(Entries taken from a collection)
— start —
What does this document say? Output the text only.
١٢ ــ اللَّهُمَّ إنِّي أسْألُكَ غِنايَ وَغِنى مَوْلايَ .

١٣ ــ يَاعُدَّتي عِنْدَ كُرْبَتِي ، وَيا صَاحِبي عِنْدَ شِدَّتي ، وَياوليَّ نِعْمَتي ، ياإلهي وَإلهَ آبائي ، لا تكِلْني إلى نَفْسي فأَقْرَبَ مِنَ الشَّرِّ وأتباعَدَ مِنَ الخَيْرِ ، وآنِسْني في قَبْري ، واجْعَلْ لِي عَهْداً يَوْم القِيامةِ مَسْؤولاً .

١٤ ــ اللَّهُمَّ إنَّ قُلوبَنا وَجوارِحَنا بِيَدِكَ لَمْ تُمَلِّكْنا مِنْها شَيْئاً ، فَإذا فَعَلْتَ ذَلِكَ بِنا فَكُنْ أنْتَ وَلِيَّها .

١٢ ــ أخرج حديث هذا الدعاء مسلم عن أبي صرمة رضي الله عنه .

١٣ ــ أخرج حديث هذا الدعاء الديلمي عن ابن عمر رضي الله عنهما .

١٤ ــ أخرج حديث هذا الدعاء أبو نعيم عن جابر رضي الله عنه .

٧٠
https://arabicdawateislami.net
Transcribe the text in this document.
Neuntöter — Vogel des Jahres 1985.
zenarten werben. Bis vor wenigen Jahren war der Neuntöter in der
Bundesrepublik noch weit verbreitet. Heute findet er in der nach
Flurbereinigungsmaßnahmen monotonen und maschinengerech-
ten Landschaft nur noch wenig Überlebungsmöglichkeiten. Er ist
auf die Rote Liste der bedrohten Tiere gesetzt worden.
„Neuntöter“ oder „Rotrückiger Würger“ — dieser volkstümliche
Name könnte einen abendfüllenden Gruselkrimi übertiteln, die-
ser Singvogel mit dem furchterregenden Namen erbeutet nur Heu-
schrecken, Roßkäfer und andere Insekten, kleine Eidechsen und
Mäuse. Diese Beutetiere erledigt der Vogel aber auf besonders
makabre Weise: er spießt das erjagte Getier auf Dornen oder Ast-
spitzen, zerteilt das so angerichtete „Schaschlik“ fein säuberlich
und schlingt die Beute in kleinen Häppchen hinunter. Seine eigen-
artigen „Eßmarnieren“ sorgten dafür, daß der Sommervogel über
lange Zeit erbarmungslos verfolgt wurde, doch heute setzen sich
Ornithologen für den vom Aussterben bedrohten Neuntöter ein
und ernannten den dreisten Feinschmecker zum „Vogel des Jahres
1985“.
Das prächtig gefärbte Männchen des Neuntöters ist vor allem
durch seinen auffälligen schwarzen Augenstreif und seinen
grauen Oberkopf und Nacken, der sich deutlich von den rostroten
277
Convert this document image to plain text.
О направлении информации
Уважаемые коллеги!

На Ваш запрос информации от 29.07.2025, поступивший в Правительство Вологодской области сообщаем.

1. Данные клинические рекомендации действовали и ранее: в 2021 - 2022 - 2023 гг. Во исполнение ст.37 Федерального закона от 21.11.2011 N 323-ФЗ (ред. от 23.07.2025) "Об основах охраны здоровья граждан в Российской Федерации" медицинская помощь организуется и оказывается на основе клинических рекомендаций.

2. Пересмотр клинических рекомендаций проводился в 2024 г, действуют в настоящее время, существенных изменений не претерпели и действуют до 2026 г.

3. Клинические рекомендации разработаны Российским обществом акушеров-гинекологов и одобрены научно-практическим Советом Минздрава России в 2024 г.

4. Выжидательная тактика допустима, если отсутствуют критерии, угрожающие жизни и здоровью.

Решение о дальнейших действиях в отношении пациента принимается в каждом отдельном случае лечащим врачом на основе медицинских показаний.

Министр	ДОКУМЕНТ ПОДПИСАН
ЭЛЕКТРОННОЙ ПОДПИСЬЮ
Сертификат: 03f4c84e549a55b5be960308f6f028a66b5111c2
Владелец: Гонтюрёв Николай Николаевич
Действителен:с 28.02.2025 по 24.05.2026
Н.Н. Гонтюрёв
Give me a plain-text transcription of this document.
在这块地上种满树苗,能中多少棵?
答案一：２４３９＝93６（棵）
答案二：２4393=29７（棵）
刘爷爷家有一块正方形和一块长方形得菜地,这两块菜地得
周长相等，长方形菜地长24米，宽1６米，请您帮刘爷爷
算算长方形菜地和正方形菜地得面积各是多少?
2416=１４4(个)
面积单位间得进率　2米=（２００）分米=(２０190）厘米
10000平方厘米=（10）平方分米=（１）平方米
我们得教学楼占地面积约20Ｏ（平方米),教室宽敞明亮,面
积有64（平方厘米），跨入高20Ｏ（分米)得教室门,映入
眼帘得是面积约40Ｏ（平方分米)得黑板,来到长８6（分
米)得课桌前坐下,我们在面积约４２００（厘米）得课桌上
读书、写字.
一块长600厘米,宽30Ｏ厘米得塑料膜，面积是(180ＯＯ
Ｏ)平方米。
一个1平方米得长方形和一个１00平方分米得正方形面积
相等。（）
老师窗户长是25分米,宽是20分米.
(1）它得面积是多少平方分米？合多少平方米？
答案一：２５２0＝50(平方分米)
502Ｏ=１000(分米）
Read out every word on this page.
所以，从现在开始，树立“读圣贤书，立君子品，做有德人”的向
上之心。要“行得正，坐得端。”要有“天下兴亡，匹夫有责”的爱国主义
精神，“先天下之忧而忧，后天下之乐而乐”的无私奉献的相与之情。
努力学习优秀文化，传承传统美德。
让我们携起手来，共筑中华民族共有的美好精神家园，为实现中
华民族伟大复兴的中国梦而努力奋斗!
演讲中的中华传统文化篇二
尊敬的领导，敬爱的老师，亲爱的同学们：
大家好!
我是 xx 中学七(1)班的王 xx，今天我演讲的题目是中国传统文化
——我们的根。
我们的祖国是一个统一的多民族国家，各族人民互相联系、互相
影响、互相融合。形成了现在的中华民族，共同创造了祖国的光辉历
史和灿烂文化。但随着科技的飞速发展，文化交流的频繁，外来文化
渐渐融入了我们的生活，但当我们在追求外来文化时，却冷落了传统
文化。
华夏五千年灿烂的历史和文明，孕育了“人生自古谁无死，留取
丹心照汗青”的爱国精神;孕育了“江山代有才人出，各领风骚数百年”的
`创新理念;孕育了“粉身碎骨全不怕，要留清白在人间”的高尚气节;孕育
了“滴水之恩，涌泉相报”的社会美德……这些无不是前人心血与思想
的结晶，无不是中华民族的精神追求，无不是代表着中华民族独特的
— end —
EXERCISE:
Take the records above and return them exactly as written.

EXERCISE RESULT:
What does this document say? Output the text only.
١٢ ــ اللَّهُمَّ إنِّي أسْألُكَ غِنايَ وَغِنى مَوْلايَ .

١٣ ــ يَاعُدَّتي عِنْدَ كُرْبَتِي ، وَيا صَاحِبي عِنْدَ شِدَّتي ، وَياوليَّ نِعْمَتي ، ياإلهي وَإلهَ آبائي ، لا تكِلْني إلى نَفْسي فأَقْرَبَ مِنَ الشَّرِّ وأتباعَدَ مِنَ الخَيْرِ ، وآنِسْني في قَبْري ، واجْعَلْ لِي عَهْداً يَوْم القِيامةِ مَسْؤولاً .

١٤ ــ اللَّهُمَّ إنَّ قُلوبَنا وَجوارِحَنا بِيَدِكَ لَمْ تُمَلِّكْنا مِنْها شَيْئاً ، فَإذا فَعَلْتَ ذَلِكَ بِنا فَكُنْ أنْتَ وَلِيَّها .

١٢ ــ أخرج حديث هذا الدعاء مسلم عن أبي صرمة رضي الله عنه .

١٣ ــ أخرج حديث هذا الدعاء الديلمي عن ابن عمر رضي الله عنهما .

١٤ ــ أخرج حديث هذا الدعاء أبو نعيم عن جابر رضي الله عنه .

٧٠
https://arabicdawateislami.net
Transcribe the text in this document.
Neuntöter — Vogel des Jahres 1985.
zenarten werben. Bis vor wenigen Jahren war der Neuntöter in der
Bundesrepublik noch weit verbreitet. Heute findet er in der nach
Flurbereinigungsmaßnahmen monotonen und maschinengerech-
ten Landschaft nur noch wenig Überlebungsmöglichkeiten. Er ist
auf die Rote Liste der bedrohten Tiere gesetzt worden.
„Neuntöter“ oder „Rotrückiger Würger“ — dieser volkstümliche
Name könnte einen abendfüllenden Gruselkrimi übertiteln, die-
ser Singvogel mit dem furchterregenden Namen erbeutet nur Heu-
schrecken, Roßkäfer und andere Insekten, kleine Eidechsen und
Mäuse. Diese Beutetiere erledigt der Vogel aber auf besonders
makabre Weise: er spießt das erjagte Getier auf Dornen oder Ast-
spitzen, zerteilt das so angerichtete „Schaschlik“ fein säuberlich
und schlingt die Beute in kleinen Häppchen hinunter. Seine eigen-
artigen „Eßmarnieren“ sorgten dafür, daß der Sommervogel über
lange Zeit erbarmungslos verfolgt wurde, doch heute setzen sich
Ornithologen für den vom Aussterben bedrohten Neuntöter ein
und ernannten den dreisten Feinschmecker zum „Vogel des Jahres
1985“.
Das prächtig gefärbte Männchen des Neuntöters ist vor allem
durch seinen auffälligen schwarzen Augenstreif und seinen
grauen Oberkopf und Nacken, der sich deutlich von den rostroten
277
Convert this document image to plain text.
О направлении информации
Уважаемые коллеги!

На Ваш запрос информации от 29.07.2025, поступивший в Правительство Вологодской области сообщаем.

1. Данные клинические рекомендации действовали и ранее: в 2021 - 2022 - 2023 гг. Во исполнение ст.37 Федерального закона от 21.11.2011 N 323-ФЗ (ред. от 23.07.2025) "Об основах охраны здоровья граждан в Российской Федерации" медицинская помощь организуется и оказывается на основе клинических рекомендаций.

2. Пересмотр клинических рекомендаций проводился в 2024 г, действуют в настоящее время, существенных изменений не претерпели и действуют до 2026 г.

3. Клинические рекомендации разработаны Российским обществом акушеров-гинекологов и одобрены научно-практическим Советом Минздрава России в 2024 г.

4. Выжидательная тактика допустима, если отсутствуют критерии, угрожающие жизни и здоровью.

Решение о дальнейших действиях в отношении пациента принимается в каждом отдельном случае лечащим врачом на основе медицинских показаний.

Министр	ДОКУМЕНТ ПОДПИСАН
ЭЛЕКТРОННОЙ ПОДПИСЬЮ
Сертификат: 03f4c84e549a55b5be960308f6f028a66b5111c2
Владелец: Гонтюрёв Николай Николаевич
Действителен:с 28.02.2025 по 24.05.2026
Н.Н. Гонтюрёв
Give me a plain-text transcription of this document.
在这块地上种满树苗,能中多少棵?
答案一：２４３９＝93６（棵）
答案二：２4393=29７（棵）
刘爷爷家有一块正方形和一块长方形得菜地,这两块菜地得
周长相等，长方形菜地长24米，宽1６米，请您帮刘爷爷
算算长方形菜地和正方形菜地得面积各是多少?
2416=１４4(个)
面积单位间得进率　2米=（２００）分米=(２０190）厘米
10000平方厘米=（10）平方分米=（１）平方米
我们得教学楼占地面积约20Ｏ（平方米),教室宽敞明亮,面
积有64（平方厘米），跨入高20Ｏ（分米)得教室门,映入
眼帘得是面积约40Ｏ（平方分米)得黑板,来到长８6（分
米)得课桌前坐下,我们在面积约４２００（厘米）得课桌上
读书、写字.
一块长600厘米,宽30Ｏ厘米得塑料膜，面积是(180ＯＯ
Ｏ)平方米。
一个1平方米得长方形和一个１00平方分米得正方形面积
相等。（）
老师窗户长是25分米,宽是20分米.
(1）它得面积是多少平方分米？合多少平方米？
答案一：２５２0＝50(平方分米)
502Ｏ=１000(分米）
Read out every word on this page.
所以，从现在开始，树立“读圣贤书，立君子品，做有德人”的向
上之心。要“行得正，坐得端。”要有“天下兴亡，匹夫有责”的爱国主义
精神，“先天下之忧而忧，后天下之乐而乐”的无私奉献的相与之情。
努力学习优秀文化，传承传统美德。
让我们携起手来，共筑中华民族共有的美好精神家园，为实现中
华民族伟大复兴的中国梦而努力奋斗!
演讲中的中华传统文化篇二
尊敬的领导，敬爱的老师，亲爱的同学们：
大家好!
我是 xx 中学七(1)班的王 xx，今天我演讲的题目是中国传统文化
——我们的根。
我们的祖国是一个统一的多民族国家，各族人民互相联系、互相
影响、互相融合。形成了现在的中华民族，共同创造了祖国的光辉历
史和灿烂文化。但随着科技的飞速发展，文化交流的频繁，外来文化
渐渐融入了我们的生活，但当我们在追求外来文化时，却冷落了传统
文化。
华夏五千年灿烂的历史和文明，孕育了“人生自古谁无死，留取
丹心照汗青”的爱国精神;孕育了“江山代有才人出，各领风骚数百年”的
`创新理念;孕育了“粉身碎骨全不怕，要留清白在人间”的高尚气节;孕育
了“滴水之恩，涌泉相报”的社会美德……这些无不是前人心血与思想
的结晶，无不是中华民族的精神追求，无不是代表着中华民族独特的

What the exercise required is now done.